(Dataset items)
--- Start ---
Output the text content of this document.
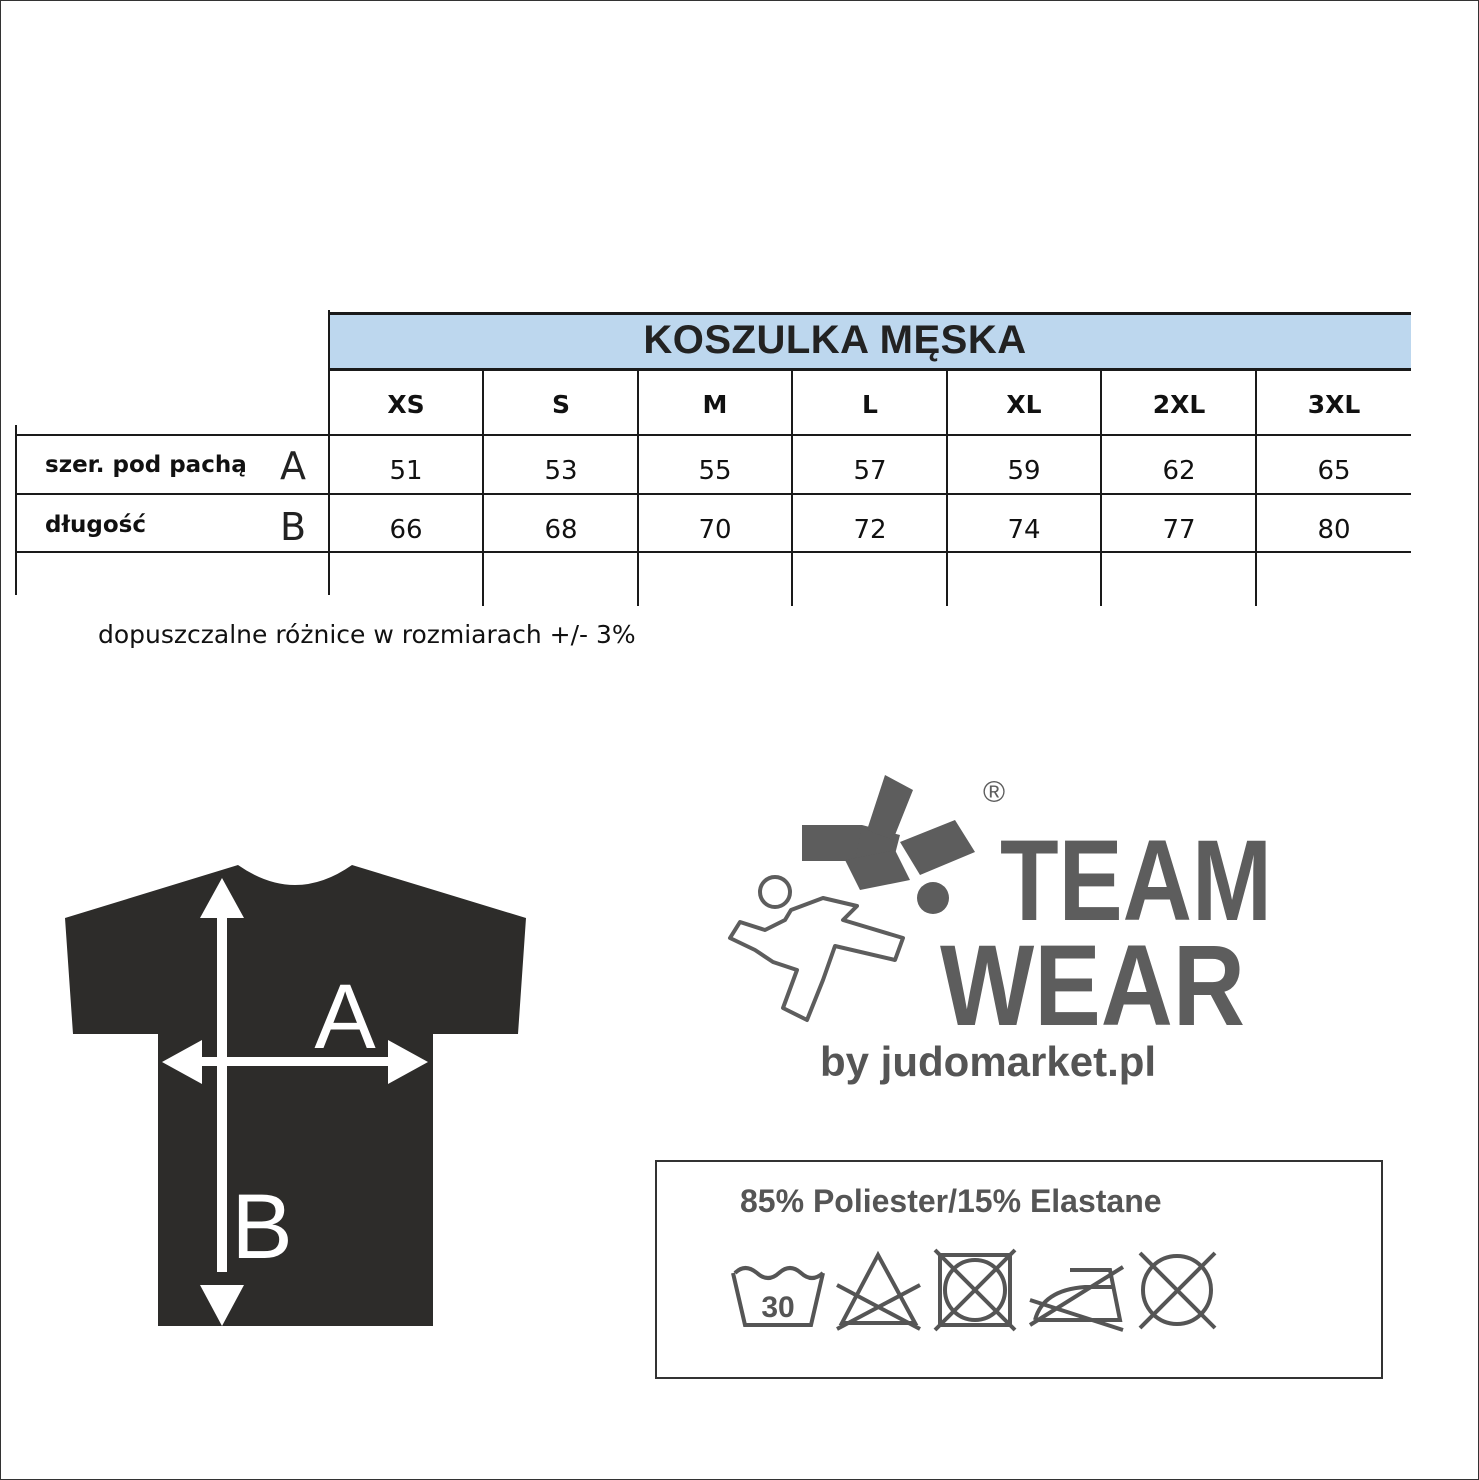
KOSZULKA MĘSKA
XS	S	M	L	XL	2XL	3XL
szer. pod pachą A	51	53	55	57	59	62	65
długość	B	66	68	70	72	74	77	80
dopuszczalne różnice w rozmiarach +/- 3%
A
B
®
TEAM
WEAR
by judomarket.pl
85% Poliester/15% Elastane
30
--- End ---
(Given request) Copy the entries above faithfully and omit every image.

(Complete output)
Output the text content of this document.
KOSZULKA MĘSKA
XS	S	M	L	XL	2XL	3XL
szer. pod pachą A	51	53	55	57	59	62	65
długość	B	66	68	70	72	74	77	80
dopuszczalne różnice w rozmiarach +/- 3%
A
B
®
TEAM
WEAR
by judomarket.pl
85% Poliester/15% Elastane
30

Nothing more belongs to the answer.